The problem → Your task is to retype each line of the data below exactly.

[Stored data]

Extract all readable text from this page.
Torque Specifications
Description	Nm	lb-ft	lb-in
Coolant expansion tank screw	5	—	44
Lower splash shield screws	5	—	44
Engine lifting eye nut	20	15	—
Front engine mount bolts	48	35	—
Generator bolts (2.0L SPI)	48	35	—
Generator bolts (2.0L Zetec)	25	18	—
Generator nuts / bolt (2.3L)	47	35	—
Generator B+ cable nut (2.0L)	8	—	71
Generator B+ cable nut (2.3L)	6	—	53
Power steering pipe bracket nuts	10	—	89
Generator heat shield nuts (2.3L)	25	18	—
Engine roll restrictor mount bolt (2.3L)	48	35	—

Answer to the task →
Extract all readable text from this page.
Torque Specifications
Description	Nm	lb-ft	lb-in
Coolant expansion tank screw	5	—	44
Lower splash shield screws	5	—	44
Engine lifting eye nut	20	15	—
Front engine mount bolts	48	35	—
Generator bolts (2.0L SPI)	48	35	—
Generator bolts (2.0L Zetec)	25	18	—
Generator nuts / bolt (2.3L)	47	35	—
Generator B+ cable nut (2.0L)	8	—	71
Generator B+ cable nut (2.3L)	6	—	53
Power steering pipe bracket nuts	10	—	89
Generator heat shield nuts (2.3L)	25	18	—
Engine roll restrictor mount bolt (2.3L)	48	35	—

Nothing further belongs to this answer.